(Data records)
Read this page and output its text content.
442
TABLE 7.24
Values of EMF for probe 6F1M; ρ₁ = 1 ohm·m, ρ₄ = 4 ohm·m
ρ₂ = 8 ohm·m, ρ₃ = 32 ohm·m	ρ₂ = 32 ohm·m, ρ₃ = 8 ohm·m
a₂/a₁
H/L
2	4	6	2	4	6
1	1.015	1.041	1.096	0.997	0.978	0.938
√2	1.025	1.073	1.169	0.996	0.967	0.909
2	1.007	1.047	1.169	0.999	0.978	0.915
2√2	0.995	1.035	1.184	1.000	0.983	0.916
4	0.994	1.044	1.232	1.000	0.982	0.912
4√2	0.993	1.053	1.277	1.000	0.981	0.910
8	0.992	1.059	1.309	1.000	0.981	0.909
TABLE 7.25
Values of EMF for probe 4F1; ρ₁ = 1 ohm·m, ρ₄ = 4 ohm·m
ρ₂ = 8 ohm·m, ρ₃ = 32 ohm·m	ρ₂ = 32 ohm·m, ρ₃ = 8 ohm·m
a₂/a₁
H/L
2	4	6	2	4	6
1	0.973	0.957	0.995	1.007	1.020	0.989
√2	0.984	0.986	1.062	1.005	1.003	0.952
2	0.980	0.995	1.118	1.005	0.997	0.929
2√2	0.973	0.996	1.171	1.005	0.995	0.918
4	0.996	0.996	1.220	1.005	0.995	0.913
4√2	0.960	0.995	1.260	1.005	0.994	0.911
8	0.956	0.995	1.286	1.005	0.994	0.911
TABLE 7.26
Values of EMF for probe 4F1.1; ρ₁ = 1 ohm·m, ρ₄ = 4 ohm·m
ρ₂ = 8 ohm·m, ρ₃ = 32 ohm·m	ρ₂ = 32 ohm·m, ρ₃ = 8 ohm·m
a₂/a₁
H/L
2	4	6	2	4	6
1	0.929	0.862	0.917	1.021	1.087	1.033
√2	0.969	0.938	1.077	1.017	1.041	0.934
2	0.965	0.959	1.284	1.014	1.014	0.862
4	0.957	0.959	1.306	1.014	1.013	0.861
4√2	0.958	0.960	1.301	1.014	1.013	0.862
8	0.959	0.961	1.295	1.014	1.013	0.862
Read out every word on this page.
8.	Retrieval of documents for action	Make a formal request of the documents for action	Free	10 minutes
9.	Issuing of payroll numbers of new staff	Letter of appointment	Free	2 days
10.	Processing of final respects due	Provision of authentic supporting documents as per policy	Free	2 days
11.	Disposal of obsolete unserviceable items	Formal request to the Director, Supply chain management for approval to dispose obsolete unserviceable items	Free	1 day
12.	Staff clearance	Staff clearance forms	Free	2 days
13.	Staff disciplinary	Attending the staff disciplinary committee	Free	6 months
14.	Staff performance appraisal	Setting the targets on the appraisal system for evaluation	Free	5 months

→ What you have to do:
Copy, from the material, each line that holds the string "page".

→ Solution to the exercise:
Read this page and output its text content.
Read out every word on this page.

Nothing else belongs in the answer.